**The exercise**. Reproduce the whole listing, character for character.

**Dataset records**.
<<<<

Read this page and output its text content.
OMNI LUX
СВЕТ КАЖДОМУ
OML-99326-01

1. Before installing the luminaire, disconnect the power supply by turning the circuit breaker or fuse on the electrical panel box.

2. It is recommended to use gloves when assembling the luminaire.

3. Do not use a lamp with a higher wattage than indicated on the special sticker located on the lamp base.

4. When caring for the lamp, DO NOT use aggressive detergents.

>>>>

**Answer to this exercise**.
Read this page and output its text content.
OMNI LUX
СВЕТ КАЖДОМУ
OML-99326-01

1. Before installing the luminaire, disconnect the power supply by turning the circuit breaker or fuse on the electrical panel box.

2. It is recommended to use gloves when assembling the luminaire.

3. Do not use a lamp with a higher wattage than indicated on the special sticker located on the lamp base.

4. When caring for the lamp, DO NOT use aggressive detergents.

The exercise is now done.